Problem requirements:
Collect the lines of the entries where "dressé" shows up.

Records contained in a dataset:
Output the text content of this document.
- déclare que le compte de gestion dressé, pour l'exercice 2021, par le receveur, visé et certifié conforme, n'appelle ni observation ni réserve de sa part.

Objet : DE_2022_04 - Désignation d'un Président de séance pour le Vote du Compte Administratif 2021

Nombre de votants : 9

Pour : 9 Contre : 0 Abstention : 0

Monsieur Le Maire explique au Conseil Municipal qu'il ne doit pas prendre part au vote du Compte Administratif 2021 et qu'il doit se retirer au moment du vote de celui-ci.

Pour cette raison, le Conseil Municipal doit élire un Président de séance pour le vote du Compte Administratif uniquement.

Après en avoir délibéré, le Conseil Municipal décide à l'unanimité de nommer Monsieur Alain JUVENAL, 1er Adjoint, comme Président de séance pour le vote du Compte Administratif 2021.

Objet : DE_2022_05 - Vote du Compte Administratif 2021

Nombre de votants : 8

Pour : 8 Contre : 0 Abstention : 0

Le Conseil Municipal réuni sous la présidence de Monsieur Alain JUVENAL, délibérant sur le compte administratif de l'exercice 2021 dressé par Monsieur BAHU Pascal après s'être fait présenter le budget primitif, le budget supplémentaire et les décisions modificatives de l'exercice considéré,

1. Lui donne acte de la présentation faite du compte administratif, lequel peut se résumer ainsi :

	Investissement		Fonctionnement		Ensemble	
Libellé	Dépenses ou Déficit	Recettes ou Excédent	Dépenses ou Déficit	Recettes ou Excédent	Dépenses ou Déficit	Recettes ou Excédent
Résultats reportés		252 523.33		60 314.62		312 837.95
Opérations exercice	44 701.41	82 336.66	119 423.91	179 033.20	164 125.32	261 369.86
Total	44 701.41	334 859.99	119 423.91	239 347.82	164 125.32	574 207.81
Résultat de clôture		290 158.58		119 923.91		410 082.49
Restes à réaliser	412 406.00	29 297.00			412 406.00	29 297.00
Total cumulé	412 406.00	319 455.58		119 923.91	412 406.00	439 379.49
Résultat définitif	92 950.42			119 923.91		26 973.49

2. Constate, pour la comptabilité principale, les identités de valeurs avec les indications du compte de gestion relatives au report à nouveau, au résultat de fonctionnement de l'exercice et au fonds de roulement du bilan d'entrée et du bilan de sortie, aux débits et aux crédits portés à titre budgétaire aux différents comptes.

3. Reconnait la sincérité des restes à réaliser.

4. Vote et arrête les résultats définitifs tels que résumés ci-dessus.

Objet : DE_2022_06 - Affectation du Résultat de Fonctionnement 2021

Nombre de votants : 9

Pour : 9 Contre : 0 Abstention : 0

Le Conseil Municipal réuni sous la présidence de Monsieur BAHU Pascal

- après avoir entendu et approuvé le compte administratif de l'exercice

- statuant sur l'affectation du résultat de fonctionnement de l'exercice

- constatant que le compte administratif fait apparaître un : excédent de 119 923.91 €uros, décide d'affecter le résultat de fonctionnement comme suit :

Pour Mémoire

Response to the exercise:
- déclare que le compte de gestion dressé, pour l'exercice 2021, par le receveur, visé et certifié conforme, n'appelle ni observation ni réserve de sa part.
Le Conseil Municipal réuni sous la présidence de Monsieur Alain JUVENAL, délibérant sur le compte administratif de l'exercice 2021 dressé par Monsieur BAHU Pascal après s'être fait présenter le budget primitif, le budget supplémentaire et les décisions modificatives de l'exercice considéré,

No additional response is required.